* [Stated goal]:
Pull every line containing "ylabel" out of the material below.

Figure contents as structured data:

# # # # #

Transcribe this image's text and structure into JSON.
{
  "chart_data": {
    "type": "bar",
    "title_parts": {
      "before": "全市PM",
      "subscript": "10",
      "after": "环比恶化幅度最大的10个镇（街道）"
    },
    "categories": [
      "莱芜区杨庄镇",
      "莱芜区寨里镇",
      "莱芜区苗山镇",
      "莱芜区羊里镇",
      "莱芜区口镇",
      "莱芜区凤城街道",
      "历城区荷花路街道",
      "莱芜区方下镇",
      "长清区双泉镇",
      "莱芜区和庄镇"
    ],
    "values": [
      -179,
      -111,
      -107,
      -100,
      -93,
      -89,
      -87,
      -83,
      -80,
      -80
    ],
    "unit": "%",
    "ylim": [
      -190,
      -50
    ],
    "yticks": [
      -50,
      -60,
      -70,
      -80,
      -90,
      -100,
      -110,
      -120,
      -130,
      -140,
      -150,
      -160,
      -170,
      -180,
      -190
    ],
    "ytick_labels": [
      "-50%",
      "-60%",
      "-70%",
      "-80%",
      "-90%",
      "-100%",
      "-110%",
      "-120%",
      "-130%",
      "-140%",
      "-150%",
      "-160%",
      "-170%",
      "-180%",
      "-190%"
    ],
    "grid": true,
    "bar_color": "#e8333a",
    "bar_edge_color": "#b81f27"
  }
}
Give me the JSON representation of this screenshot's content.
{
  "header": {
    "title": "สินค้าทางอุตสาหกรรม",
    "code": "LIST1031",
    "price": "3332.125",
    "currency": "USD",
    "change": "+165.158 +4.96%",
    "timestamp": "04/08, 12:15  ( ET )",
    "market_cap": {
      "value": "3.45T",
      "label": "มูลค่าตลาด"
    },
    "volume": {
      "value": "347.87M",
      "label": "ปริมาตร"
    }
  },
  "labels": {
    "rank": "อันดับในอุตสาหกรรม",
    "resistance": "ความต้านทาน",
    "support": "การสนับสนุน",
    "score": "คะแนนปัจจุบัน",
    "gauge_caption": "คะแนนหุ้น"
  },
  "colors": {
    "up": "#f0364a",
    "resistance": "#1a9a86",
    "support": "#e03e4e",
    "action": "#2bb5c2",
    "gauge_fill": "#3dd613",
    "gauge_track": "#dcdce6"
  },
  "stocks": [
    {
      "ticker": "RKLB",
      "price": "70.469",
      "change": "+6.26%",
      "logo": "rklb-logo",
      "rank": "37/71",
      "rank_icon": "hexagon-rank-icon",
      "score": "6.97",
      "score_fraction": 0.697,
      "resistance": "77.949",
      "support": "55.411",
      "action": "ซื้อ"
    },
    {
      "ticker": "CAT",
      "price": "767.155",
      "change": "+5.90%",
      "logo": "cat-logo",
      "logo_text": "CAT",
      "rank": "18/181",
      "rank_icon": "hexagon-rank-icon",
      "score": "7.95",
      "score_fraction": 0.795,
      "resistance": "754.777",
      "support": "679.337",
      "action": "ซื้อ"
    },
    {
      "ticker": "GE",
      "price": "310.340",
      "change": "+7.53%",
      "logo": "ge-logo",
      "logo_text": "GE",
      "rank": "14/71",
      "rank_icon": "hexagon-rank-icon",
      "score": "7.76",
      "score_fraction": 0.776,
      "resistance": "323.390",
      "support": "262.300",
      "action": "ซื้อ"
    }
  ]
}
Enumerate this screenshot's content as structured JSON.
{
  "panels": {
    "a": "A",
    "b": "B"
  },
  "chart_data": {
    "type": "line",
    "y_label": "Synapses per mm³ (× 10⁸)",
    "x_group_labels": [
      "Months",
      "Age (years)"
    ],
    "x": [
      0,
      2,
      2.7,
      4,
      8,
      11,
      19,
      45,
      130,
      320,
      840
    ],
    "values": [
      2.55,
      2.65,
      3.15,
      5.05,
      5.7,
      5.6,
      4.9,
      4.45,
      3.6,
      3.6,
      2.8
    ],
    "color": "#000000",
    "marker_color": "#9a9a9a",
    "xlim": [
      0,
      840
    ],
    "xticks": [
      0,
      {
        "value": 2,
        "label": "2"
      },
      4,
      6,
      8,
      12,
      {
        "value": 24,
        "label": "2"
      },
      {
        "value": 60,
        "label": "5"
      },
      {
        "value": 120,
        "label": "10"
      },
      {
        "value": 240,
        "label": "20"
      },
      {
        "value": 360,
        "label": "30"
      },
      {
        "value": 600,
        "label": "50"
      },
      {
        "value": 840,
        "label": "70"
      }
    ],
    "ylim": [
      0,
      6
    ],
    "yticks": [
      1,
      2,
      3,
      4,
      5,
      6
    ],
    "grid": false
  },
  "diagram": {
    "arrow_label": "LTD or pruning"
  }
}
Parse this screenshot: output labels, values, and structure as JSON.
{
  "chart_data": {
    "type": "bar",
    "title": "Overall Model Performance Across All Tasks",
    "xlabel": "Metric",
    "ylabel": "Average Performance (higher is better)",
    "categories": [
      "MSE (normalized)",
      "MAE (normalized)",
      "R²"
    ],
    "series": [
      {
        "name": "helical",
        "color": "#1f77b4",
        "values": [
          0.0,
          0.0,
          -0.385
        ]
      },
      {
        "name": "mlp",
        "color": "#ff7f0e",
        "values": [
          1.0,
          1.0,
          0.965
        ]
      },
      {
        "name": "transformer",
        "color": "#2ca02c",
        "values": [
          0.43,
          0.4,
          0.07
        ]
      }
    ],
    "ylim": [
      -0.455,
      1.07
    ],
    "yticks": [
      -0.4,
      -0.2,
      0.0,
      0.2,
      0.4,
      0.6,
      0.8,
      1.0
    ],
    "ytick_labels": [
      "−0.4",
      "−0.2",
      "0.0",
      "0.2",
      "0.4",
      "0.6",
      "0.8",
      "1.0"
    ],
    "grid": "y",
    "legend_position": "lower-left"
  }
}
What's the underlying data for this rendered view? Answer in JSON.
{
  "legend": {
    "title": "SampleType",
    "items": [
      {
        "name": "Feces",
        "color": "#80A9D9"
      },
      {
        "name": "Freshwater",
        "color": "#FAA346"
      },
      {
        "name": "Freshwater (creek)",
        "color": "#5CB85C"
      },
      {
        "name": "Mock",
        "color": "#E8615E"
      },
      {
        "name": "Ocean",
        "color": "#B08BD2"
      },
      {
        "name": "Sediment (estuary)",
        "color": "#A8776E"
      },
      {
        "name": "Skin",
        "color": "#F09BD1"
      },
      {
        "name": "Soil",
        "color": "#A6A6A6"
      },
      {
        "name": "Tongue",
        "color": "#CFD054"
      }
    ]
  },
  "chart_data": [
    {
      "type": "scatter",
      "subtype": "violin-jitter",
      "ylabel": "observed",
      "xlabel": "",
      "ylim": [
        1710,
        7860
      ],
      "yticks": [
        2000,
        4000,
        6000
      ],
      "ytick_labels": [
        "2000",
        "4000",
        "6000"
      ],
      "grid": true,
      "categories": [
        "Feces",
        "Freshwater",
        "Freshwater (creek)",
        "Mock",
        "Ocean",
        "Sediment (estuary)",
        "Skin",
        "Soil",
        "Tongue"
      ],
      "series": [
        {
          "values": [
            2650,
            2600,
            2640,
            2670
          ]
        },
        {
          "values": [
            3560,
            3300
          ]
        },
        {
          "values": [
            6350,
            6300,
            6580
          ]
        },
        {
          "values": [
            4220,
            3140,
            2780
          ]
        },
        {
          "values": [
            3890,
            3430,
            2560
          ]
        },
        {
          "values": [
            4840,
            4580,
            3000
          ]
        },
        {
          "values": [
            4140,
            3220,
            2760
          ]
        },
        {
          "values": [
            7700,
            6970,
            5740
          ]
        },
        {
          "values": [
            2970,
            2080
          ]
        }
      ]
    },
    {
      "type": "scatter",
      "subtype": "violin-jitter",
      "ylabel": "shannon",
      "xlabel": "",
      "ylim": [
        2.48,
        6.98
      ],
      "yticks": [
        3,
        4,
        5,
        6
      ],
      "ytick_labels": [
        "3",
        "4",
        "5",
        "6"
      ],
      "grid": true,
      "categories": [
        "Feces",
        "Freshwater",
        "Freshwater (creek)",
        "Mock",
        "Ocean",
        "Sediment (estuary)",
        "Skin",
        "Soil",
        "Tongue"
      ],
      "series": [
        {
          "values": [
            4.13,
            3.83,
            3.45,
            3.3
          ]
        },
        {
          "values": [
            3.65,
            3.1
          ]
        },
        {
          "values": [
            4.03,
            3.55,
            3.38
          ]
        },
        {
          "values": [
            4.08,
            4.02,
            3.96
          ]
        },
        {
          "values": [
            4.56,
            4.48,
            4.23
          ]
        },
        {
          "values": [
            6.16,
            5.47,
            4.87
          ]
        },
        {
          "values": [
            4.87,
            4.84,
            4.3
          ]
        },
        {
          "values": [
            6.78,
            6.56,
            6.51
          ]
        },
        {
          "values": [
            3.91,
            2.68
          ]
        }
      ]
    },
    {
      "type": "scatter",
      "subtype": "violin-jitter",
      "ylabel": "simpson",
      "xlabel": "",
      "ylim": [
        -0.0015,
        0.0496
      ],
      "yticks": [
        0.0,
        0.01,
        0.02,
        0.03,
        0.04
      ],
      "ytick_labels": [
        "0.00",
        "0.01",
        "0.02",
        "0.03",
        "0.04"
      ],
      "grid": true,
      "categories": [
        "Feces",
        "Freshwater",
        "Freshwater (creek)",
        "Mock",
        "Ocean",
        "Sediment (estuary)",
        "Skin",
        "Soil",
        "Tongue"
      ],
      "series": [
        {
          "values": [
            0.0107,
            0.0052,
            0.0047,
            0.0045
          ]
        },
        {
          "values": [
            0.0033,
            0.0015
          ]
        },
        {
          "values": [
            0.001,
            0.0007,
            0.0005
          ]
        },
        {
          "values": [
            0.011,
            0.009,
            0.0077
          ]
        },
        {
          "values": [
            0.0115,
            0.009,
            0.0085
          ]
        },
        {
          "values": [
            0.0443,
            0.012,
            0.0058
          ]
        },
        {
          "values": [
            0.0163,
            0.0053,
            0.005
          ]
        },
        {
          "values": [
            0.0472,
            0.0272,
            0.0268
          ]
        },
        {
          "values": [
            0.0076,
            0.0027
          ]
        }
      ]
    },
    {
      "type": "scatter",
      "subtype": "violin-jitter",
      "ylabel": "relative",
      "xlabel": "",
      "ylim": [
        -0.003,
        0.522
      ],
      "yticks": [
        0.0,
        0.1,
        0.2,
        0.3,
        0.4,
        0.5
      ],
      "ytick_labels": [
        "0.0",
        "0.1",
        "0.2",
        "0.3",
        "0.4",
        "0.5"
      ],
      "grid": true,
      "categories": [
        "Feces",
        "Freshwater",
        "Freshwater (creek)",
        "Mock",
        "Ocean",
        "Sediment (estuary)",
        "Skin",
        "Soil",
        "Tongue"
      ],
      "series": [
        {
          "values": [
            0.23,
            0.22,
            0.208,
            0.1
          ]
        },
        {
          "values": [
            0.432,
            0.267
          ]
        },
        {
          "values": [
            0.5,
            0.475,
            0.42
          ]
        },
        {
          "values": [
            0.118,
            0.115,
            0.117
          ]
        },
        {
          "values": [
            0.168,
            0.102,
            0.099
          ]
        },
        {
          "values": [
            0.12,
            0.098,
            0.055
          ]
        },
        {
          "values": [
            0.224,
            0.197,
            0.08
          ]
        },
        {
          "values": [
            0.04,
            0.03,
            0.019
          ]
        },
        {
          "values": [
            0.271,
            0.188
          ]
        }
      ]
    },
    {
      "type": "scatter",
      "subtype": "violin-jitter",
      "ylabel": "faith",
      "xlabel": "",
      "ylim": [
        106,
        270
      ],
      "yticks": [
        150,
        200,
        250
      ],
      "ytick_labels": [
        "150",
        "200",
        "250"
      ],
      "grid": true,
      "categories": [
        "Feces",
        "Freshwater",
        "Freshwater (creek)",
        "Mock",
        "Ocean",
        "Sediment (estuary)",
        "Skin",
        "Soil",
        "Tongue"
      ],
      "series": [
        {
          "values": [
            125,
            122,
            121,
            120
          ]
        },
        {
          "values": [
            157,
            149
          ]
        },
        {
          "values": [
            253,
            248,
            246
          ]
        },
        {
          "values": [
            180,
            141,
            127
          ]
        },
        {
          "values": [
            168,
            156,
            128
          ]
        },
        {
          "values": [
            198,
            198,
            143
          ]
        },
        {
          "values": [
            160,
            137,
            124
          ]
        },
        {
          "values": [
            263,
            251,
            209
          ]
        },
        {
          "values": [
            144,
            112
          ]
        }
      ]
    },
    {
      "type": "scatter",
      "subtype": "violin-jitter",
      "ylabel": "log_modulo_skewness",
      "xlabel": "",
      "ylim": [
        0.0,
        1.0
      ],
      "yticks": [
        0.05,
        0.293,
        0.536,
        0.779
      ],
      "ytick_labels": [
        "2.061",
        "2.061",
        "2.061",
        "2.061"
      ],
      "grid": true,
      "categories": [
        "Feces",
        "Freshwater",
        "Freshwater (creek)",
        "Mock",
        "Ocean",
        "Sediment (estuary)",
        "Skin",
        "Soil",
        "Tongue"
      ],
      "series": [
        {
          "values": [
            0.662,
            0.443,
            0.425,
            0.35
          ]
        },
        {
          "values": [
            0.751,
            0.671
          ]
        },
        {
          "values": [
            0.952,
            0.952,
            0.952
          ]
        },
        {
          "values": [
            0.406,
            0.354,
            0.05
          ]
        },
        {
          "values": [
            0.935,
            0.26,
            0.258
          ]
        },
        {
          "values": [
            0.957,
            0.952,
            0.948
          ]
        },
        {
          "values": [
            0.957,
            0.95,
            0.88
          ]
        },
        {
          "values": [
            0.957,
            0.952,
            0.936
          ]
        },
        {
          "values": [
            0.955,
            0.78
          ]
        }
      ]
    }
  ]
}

# # # # #

* [Response to the exercise]:
    "ylabel": "Average Performance (higher is better)",
      "ylabel": "observed",
      "ylabel": "shannon",
      "ylabel": "simpson",
      "ylabel": "relative",
      "ylabel": "faith",
      "ylabel": "log_modulo_skewness",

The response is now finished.